**WHAT YOU ARE ASKED TO DO**
Pictures do not belong in the copy; restate the records below word for word.
# # # # #
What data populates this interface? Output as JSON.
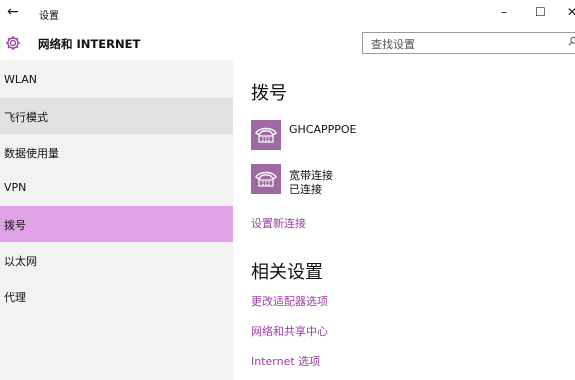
{
  "window": {
    "back_glyph": "←",
    "title": "设置",
    "minimize": "–",
    "maximize": "☐",
    "close": "✕"
  },
  "header": {
    "title": "网络和 INTERNET",
    "icon": "gear-icon",
    "search_placeholder": "查找设置",
    "search_icon": "search-icon"
  },
  "sidebar": {
    "items": [
      {
        "label": "WLAN",
        "state": "normal"
      },
      {
        "label": "飞行模式",
        "state": "hover"
      },
      {
        "label": "数据使用量",
        "state": "normal"
      },
      {
        "label": "VPN",
        "state": "normal"
      },
      {
        "label": "拨号",
        "state": "selected"
      },
      {
        "label": "以太网",
        "state": "normal"
      },
      {
        "label": "代理",
        "state": "normal"
      }
    ]
  },
  "main": {
    "title": "拨号",
    "connections": [
      {
        "name": "GHCAPPPOE",
        "status": "",
        "icon": "phone-icon"
      },
      {
        "name": "宽带连接",
        "status": "已连接",
        "icon": "phone-icon"
      }
    ],
    "setup_link": "设置新连接",
    "related_title": "相关设置",
    "related_links": [
      "更改适配器选项",
      "网络和共享中心",
      "Internet 选项"
    ]
  },
  "colors": {
    "accent": "#9b3fa3",
    "selected_bg": "#dfa3e5",
    "tile_bg": "#9f6aa3",
    "sidebar_bg": "#f2f2f2"
  }
}
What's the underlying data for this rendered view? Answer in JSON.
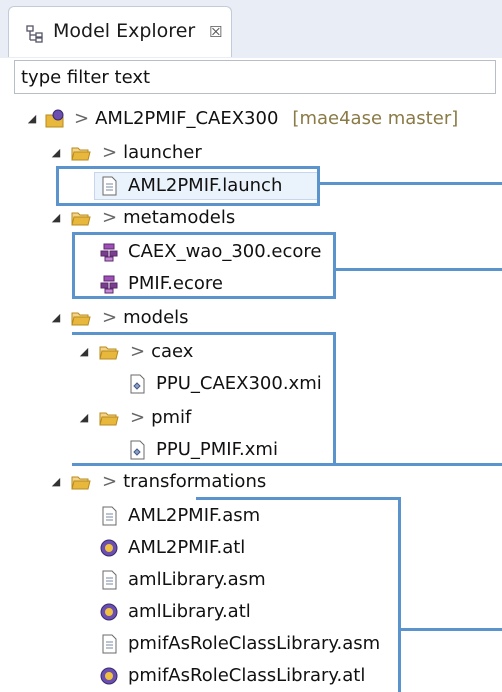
{
  "view": {
    "tab_title": "Model Explorer",
    "close_glyph": "☒",
    "tab_icon": "model-explorer-icon"
  },
  "filter": {
    "placeholder": "type filter text"
  },
  "tree": {
    "project": {
      "name": "AML2PMIF_CAEX300",
      "decoration": "[mae4ase master]",
      "prefix": ">"
    },
    "launcher": {
      "name": "launcher",
      "prefix": ">"
    },
    "launcher_file": "AML2PMIF.launch",
    "metamodels": {
      "name": "metamodels",
      "prefix": ">"
    },
    "metamodel_files": [
      "CAEX_wao_300.ecore",
      "PMIF.ecore"
    ],
    "models": {
      "name": "models",
      "prefix": ">"
    },
    "caex": {
      "name": "caex",
      "prefix": ">"
    },
    "caex_file": "PPU_CAEX300.xmi",
    "pmif": {
      "name": "pmif",
      "prefix": ">"
    },
    "pmif_file": "PPU_PMIF.xmi",
    "transformations": {
      "name": "transformations",
      "prefix": ">"
    },
    "transformation_files": [
      "AML2PMIF.asm",
      "AML2PMIF.atl",
      "amlLibrary.asm",
      "amlLibrary.atl",
      "pmifAsRoleClassLibrary.asm",
      "pmifAsRoleClassLibrary.atl"
    ]
  },
  "colors": {
    "highlight": "#5b93cc",
    "folder": "#e8b83c",
    "ecore": "#7b3f8f",
    "decoration": "#8a7a46"
  }
}
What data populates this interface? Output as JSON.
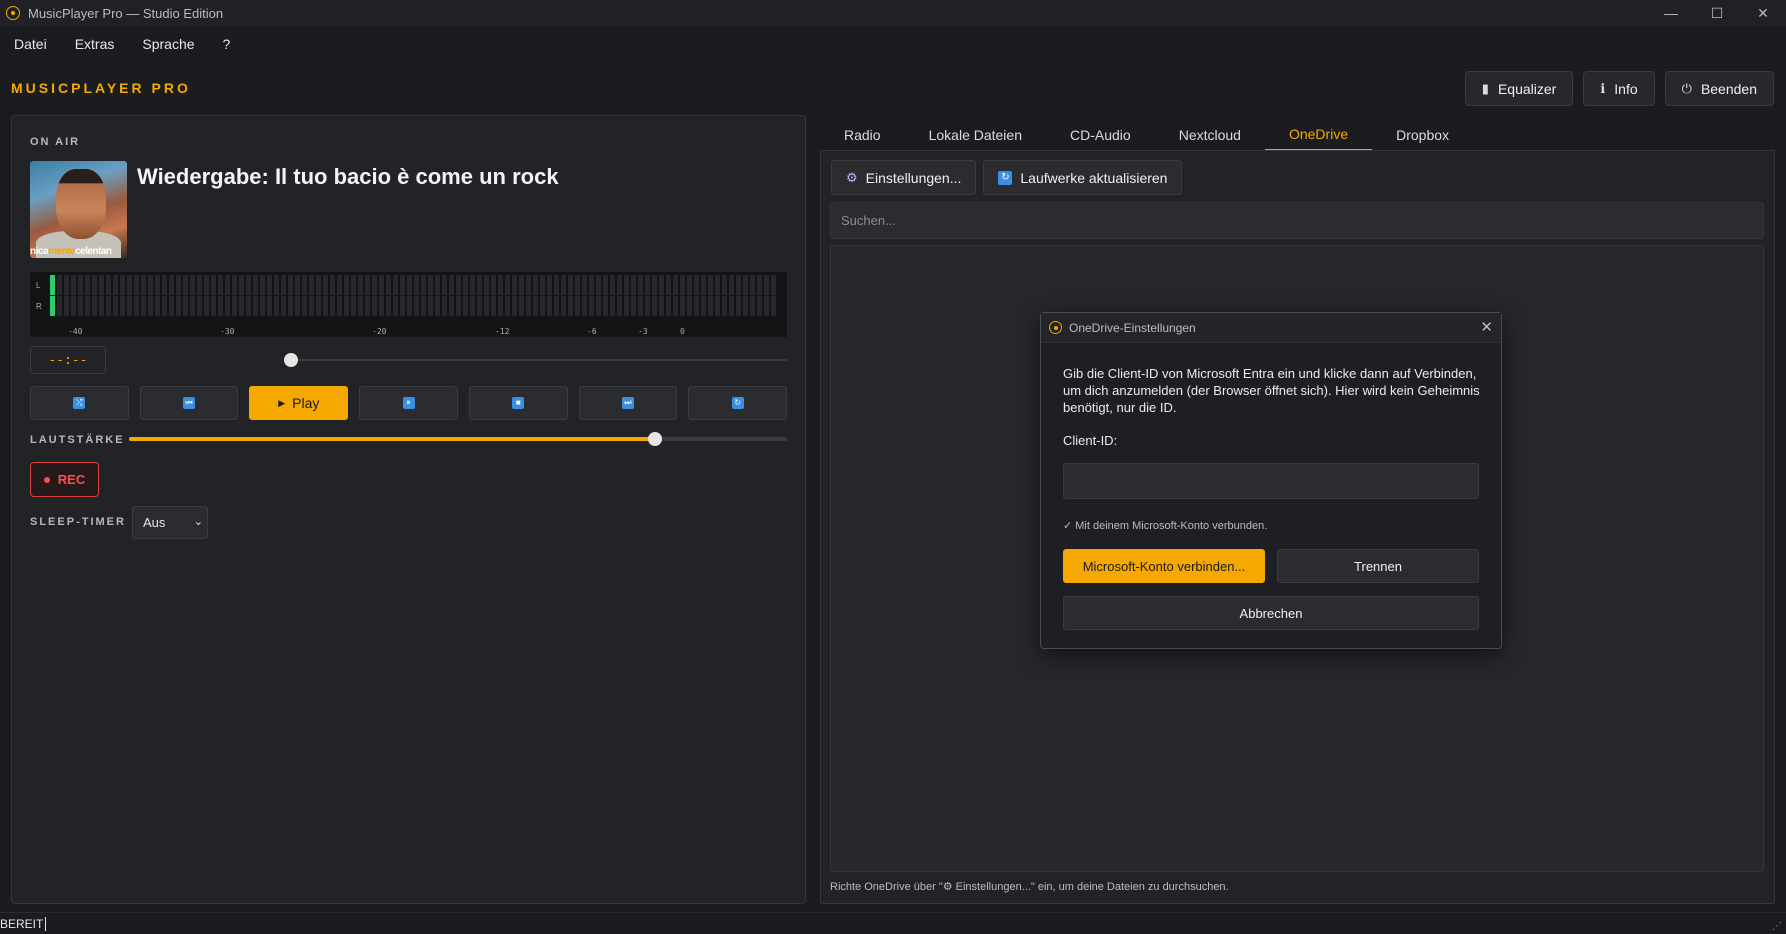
{
  "window": {
    "title": "MusicPlayer Pro — Studio Edition",
    "controls": [
      "—",
      "☐",
      "✕"
    ]
  },
  "menu": [
    "Datei",
    "Extras",
    "Sprache",
    "?"
  ],
  "brand": "MUSICPLAYER PRO",
  "header": {
    "equalizer": "Equalizer",
    "info": "Info",
    "quit": "Beenden"
  },
  "player": {
    "on_air": "ON AIR",
    "now_playing": "Wiedergabe: Il tuo bacio è come un rock",
    "cover_text_a": "nica",
    "cover_text_b": "mente",
    "cover_text_c": "celentan",
    "time": "--:--",
    "vu_channels": [
      "L",
      "R"
    ],
    "vu_scale": [
      "-40",
      "-30",
      "-20",
      "-12",
      "-6",
      "-3",
      "0"
    ],
    "play_label": "Play",
    "volume_label": "LAUTSTÄRKE",
    "volume_level": 0.8,
    "seek_position": 0.0,
    "rec_label": "REC",
    "sleep_label": "SLEEP-TIMER",
    "sleep_value": "Aus"
  },
  "tabs": [
    "Radio",
    "Lokale Dateien",
    "CD-Audio",
    "Nextcloud",
    "OneDrive",
    "Dropbox"
  ],
  "active_tab": "OneDrive",
  "onedrive": {
    "settings_button": "Einstellungen...",
    "refresh_button": "Laufwerke aktualisieren",
    "search_placeholder": "Suchen...",
    "hint": "Richte OneDrive über \"⚙ Einstellungen...\" ein, um deine Dateien zu durchsuchen."
  },
  "dialog": {
    "title": "OneDrive-Einstellungen",
    "message": "Gib die Client-ID von Microsoft Entra ein und klicke dann auf Verbinden, um dich anzumelden (der Browser öffnet sich). Hier wird kein Geheimnis benötigt, nur die ID.",
    "client_id_label": "Client-ID:",
    "client_id_value": "",
    "status": "✓ Mit deinem Microsoft-Konto verbunden.",
    "connect_button": "Microsoft-Konto verbinden...",
    "disconnect_button": "Trennen",
    "cancel_button": "Abbrechen"
  },
  "status_bar": "BEREIT",
  "colors": {
    "accent": "#f5a800",
    "vu_active": "#2ecc71",
    "rec": "#ff4d4d"
  }
}
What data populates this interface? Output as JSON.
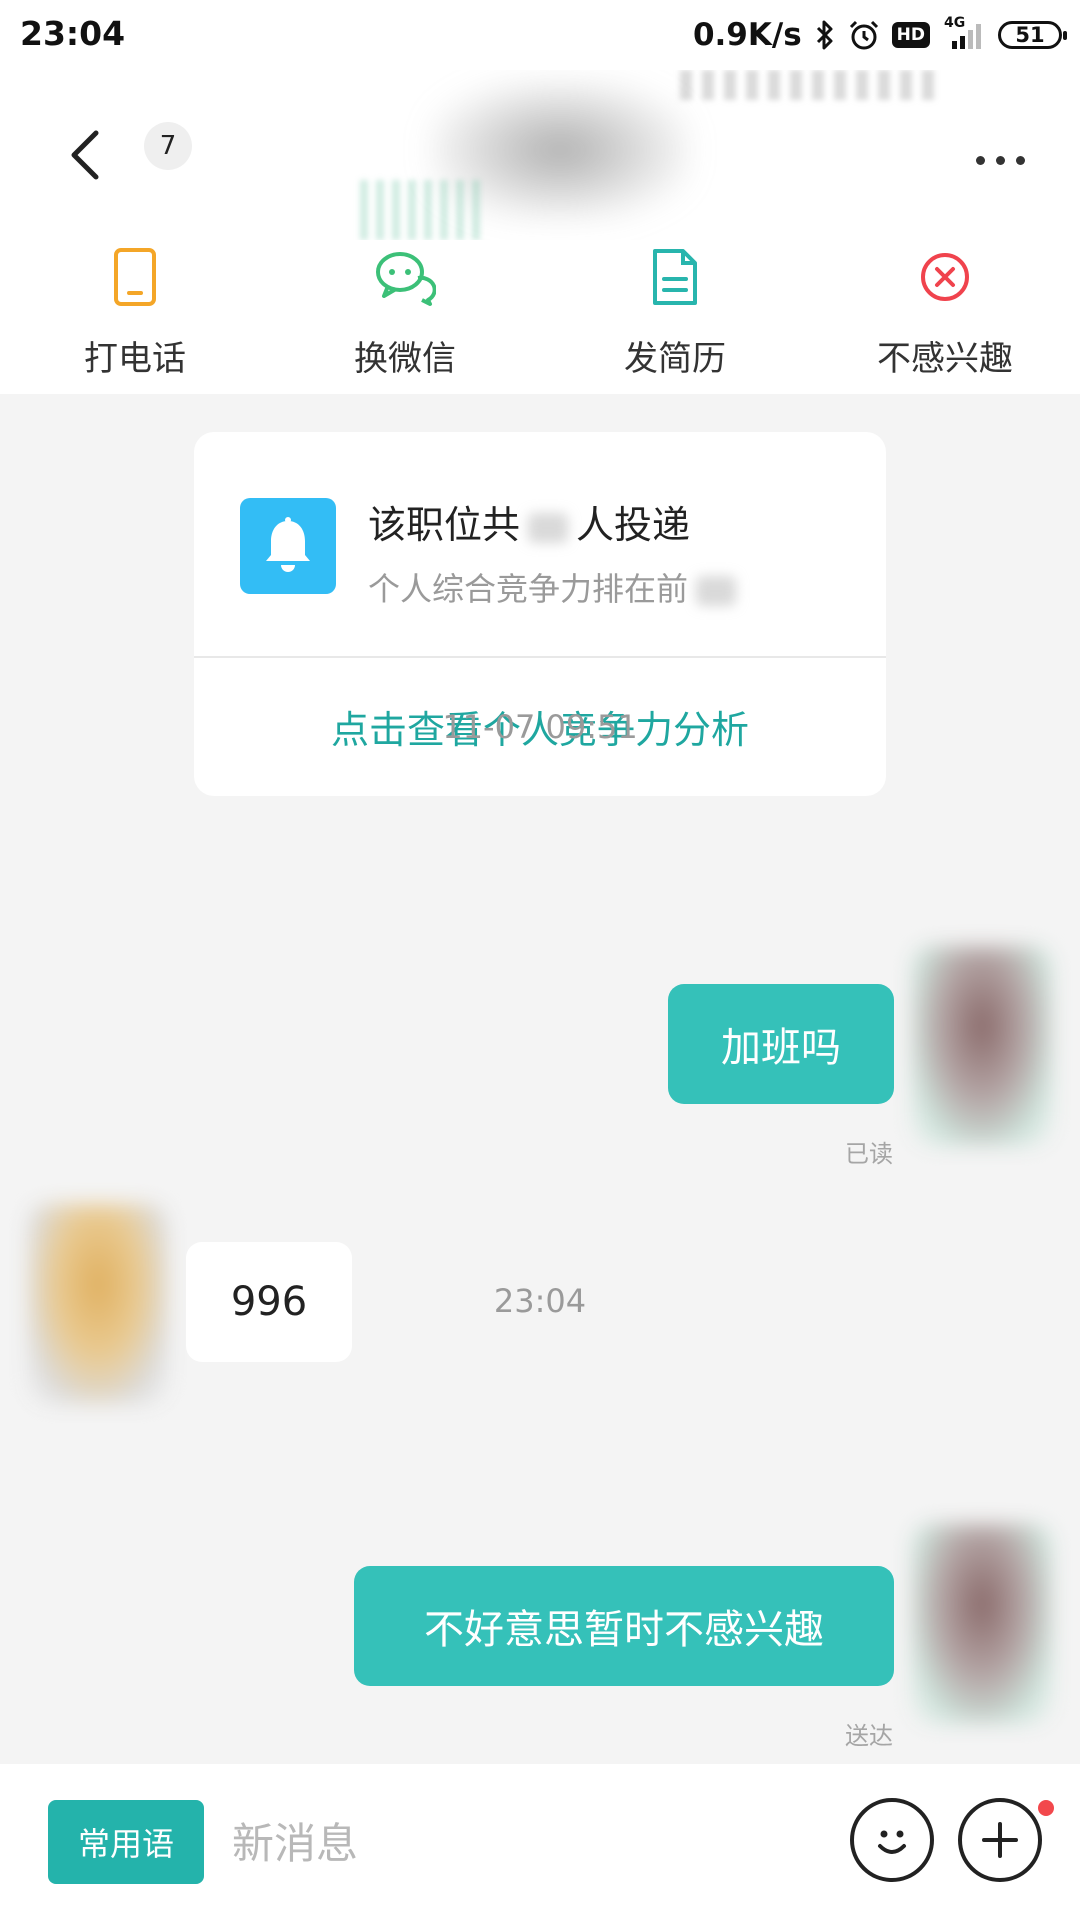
{
  "status_bar": {
    "time": "23:04",
    "net_speed": "0.9K/s",
    "hd_label": "HD",
    "network": "4G",
    "battery": "51"
  },
  "header": {
    "unread_count": "7",
    "actions": [
      {
        "label": "打电话",
        "icon": "phone-icon",
        "color": "#f4a628"
      },
      {
        "label": "换微信",
        "icon": "wechat-icon",
        "color": "#3cc078"
      },
      {
        "label": "发简历",
        "icon": "resume-icon",
        "color": "#28b5ad"
      },
      {
        "label": "不感兴趣",
        "icon": "not-interested-icon",
        "color": "#f0434d"
      }
    ]
  },
  "notice_card": {
    "title_prefix": "该职位共",
    "title_suffix": "人投递",
    "subtitle": "个人综合竞争力排在前",
    "link": "点击查看个人竞争力分析",
    "icon": "bell-icon",
    "icon_bg": "#33bdf5"
  },
  "messages": [
    {
      "type": "timestamp",
      "text": "11-07 09:51"
    },
    {
      "type": "sent",
      "text": "加班吗",
      "receipt": "已读"
    },
    {
      "type": "received",
      "text": "996"
    },
    {
      "type": "timestamp",
      "text": "23:04"
    },
    {
      "type": "sent",
      "text": "不好意思暂时不感兴趣",
      "receipt": "送达"
    }
  ],
  "bottom_bar": {
    "quick_phrases_label": "常用语",
    "input_placeholder": "新消息",
    "emoji_icon": "emoji-icon",
    "plus_icon": "plus-icon"
  },
  "colors": {
    "accent": "#35c1b9",
    "link": "#1fa7a0",
    "background": "#f4f4f4"
  }
}
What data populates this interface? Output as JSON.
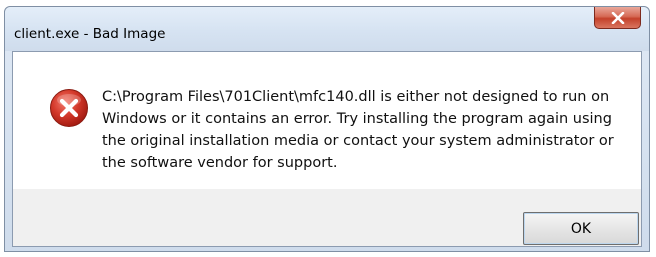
{
  "window": {
    "title": "client.exe - Bad Image"
  },
  "icons": {
    "error": "error-icon",
    "close": "close-icon"
  },
  "message": {
    "lines": [
      "C:\\Program Files\\701Client\\mfc140.dll is either not designed to run on",
      "Windows or it contains an error. Try installing the program again using",
      "the original installation media or contact your system administrator or",
      "the software vendor for support."
    ]
  },
  "buttons": {
    "ok_label": "OK"
  },
  "colors": {
    "close_button": "#c4412a",
    "error_icon": "#c8281e"
  }
}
# # # # #
**RESULT**
What data populates this interface? Output as JSON.
{
  "window": {
    "back_glyph": "←",
    "title": "设置",
    "minimize": "–",
    "maximize": "☐",
    "close": "✕"
  },
  "header": {
    "title": "网络和 INTERNET",
    "icon": "gear-icon",
    "search_placeholder": "查找设置",
    "search_icon": "search-icon"
  },
  "sidebar": {
    "items": [
      {
        "label": "WLAN",
        "state": "normal"
      },
      {
        "label": "飞行模式",
        "state": "hover"
      },
      {
        "label": "数据使用量",
        "state": "normal"
      },
      {
        "label": "VPN",
        "state": "normal"
      },
      {
        "label": "拨号",
        "state": "selected"
      },
      {
        "label": "以太网",
        "state": "normal"
      },
      {
        "label": "代理",
        "state": "normal"
      }
    ]
  },
  "main": {
    "title": "拨号",
    "connections": [
      {
        "name": "GHCAPPPOE",
        "status": "",
        "icon": "phone-icon"
      },
      {
        "name": "宽带连接",
        "status": "已连接",
        "icon": "phone-icon"
      }
    ],
    "setup_link": "设置新连接",
    "related_title": "相关设置",
    "related_links": [
      "更改适配器选项",
      "网络和共享中心",
      "Internet 选项"
    ]
  },
  "colors": {
    "accent": "#9b3fa3",
    "selected_bg": "#dfa3e5",
    "tile_bg": "#9f6aa3",
    "sidebar_bg": "#f2f2f2"
  }
}
What's the underlying data for this rendered view? Answer in JSON.
{
  "view": {
    "tab_title": "Model Explorer",
    "close_glyph": "☒",
    "tab_icon": "model-explorer-icon"
  },
  "filter": {
    "placeholder": "type filter text"
  },
  "tree": {
    "project": {
      "name": "AML2PMIF_CAEX300",
      "decoration": "[mae4ase master]",
      "prefix": ">"
    },
    "launcher": {
      "name": "launcher",
      "prefix": ">"
    },
    "launcher_file": "AML2PMIF.launch",
    "metamodels": {
      "name": "metamodels",
      "prefix": ">"
    },
    "metamodel_files": [
      "CAEX_wao_300.ecore",
      "PMIF.ecore"
    ],
    "models": {
      "name": "models",
      "prefix": ">"
    },
    "caex": {
      "name": "caex",
      "prefix": ">"
    },
    "caex_file": "PPU_CAEX300.xmi",
    "pmif": {
      "name": "pmif",
      "prefix": ">"
    },
    "pmif_file": "PPU_PMIF.xmi",
    "transformations": {
      "name": "transformations",
      "prefix": ">"
    },
    "transformation_files": [
      "AML2PMIF.asm",
      "AML2PMIF.atl",
      "amlLibrary.asm",
      "amlLibrary.atl",
      "pmifAsRoleClassLibrary.asm",
      "pmifAsRoleClassLibrary.atl"
    ]
  },
  "colors": {
    "highlight": "#5b93cc",
    "folder": "#e8b83c",
    "ecore": "#7b3f8f",
    "decoration": "#8a7a46"
  }
}
What data populates this interface? Output as JSON.
{
  "window": {
    "title": "MusicPlayer Pro — Studio Edition",
    "controls": [
      "—",
      "☐",
      "✕"
    ]
  },
  "menu": [
    "Datei",
    "Extras",
    "Sprache",
    "?"
  ],
  "brand": "MUSICPLAYER PRO",
  "header": {
    "equalizer": "Equalizer",
    "info": "Info",
    "quit": "Beenden"
  },
  "player": {
    "on_air": "ON AIR",
    "now_playing": "Wiedergabe: Il tuo bacio è come un rock",
    "cover_text_a": "nica",
    "cover_text_b": "mente",
    "cover_text_c": "celentan",
    "time": "--:--",
    "vu_channels": [
      "L",
      "R"
    ],
    "vu_scale": [
      "-40",
      "-30",
      "-20",
      "-12",
      "-6",
      "-3",
      "0"
    ],
    "play_label": "Play",
    "volume_label": "LAUTSTÄRKE",
    "volume_level": 0.8,
    "seek_position": 0.0,
    "rec_label": "REC",
    "sleep_label": "SLEEP-TIMER",
    "sleep_value": "Aus"
  },
  "tabs": [
    "Radio",
    "Lokale Dateien",
    "CD-Audio",
    "Nextcloud",
    "OneDrive",
    "Dropbox"
  ],
  "active_tab": "OneDrive",
  "onedrive": {
    "settings_button": "Einstellungen...",
    "refresh_button": "Laufwerke aktualisieren",
    "search_placeholder": "Suchen...",
    "hint": "Richte OneDrive über \"⚙ Einstellungen...\" ein, um deine Dateien zu durchsuchen."
  },
  "dialog": {
    "title": "OneDrive-Einstellungen",
    "message": "Gib die Client-ID von Microsoft Entra ein und klicke dann auf Verbinden, um dich anzumelden (der Browser öffnet sich). Hier wird kein Geheimnis benötigt, nur die ID.",
    "client_id_label": "Client-ID:",
    "client_id_value": "",
    "status": "✓ Mit deinem Microsoft-Konto verbunden.",
    "connect_button": "Microsoft-Konto verbinden...",
    "disconnect_button": "Trennen",
    "cancel_button": "Abbrechen"
  },
  "status_bar": "BEREIT",
  "colors": {
    "accent": "#f5a800",
    "vu_active": "#2ecc71",
    "rec": "#ff4d4d"
  }
}
What data populates this interface? Output as JSON.
{
  "status_bar": {
    "time": "23:04",
    "net_speed": "0.9K/s",
    "hd_label": "HD",
    "network": "4G",
    "battery": "51"
  },
  "header": {
    "unread_count": "7",
    "actions": [
      {
        "label": "打电话",
        "icon": "phone-icon",
        "color": "#f4a628"
      },
      {
        "label": "换微信",
        "icon": "wechat-icon",
        "color": "#3cc078"
      },
      {
        "label": "发简历",
        "icon": "resume-icon",
        "color": "#28b5ad"
      },
      {
        "label": "不感兴趣",
        "icon": "not-interested-icon",
        "color": "#f0434d"
      }
    ]
  },
  "notice_card": {
    "title_prefix": "该职位共",
    "title_suffix": "人投递",
    "subtitle": "个人综合竞争力排在前",
    "link": "点击查看个人竞争力分析",
    "icon": "bell-icon",
    "icon_bg": "#33bdf5"
  },
  "messages": [
    {
      "type": "timestamp",
      "text": "11-07 09:51"
    },
    {
      "type": "sent",
      "text": "加班吗",
      "receipt": "已读"
    },
    {
      "type": "received",
      "text": "996"
    },
    {
      "type": "timestamp",
      "text": "23:04"
    },
    {
      "type": "sent",
      "text": "不好意思暂时不感兴趣",
      "receipt": "送达"
    }
  ],
  "bottom_bar": {
    "quick_phrases_label": "常用语",
    "input_placeholder": "新消息",
    "emoji_icon": "emoji-icon",
    "plus_icon": "plus-icon"
  },
  "colors": {
    "accent": "#35c1b9",
    "link": "#1fa7a0",
    "background": "#f4f4f4"
  }
}
What data populates this interface? Output as JSON.
{
  "window": {
    "title": "client.exe - Bad Image"
  },
  "icons": {
    "error": "error-icon",
    "close": "close-icon"
  },
  "message": {
    "lines": [
      "C:\\Program Files\\701Client\\mfc140.dll is either not designed to run on",
      "Windows or it contains an error. Try installing the program again using",
      "the original installation media or contact your system administrator or",
      "the software vendor for support."
    ]
  },
  "buttons": {
    "ok_label": "OK"
  },
  "colors": {
    "close_button": "#c4412a",
    "error_icon": "#c8281e"
  }
}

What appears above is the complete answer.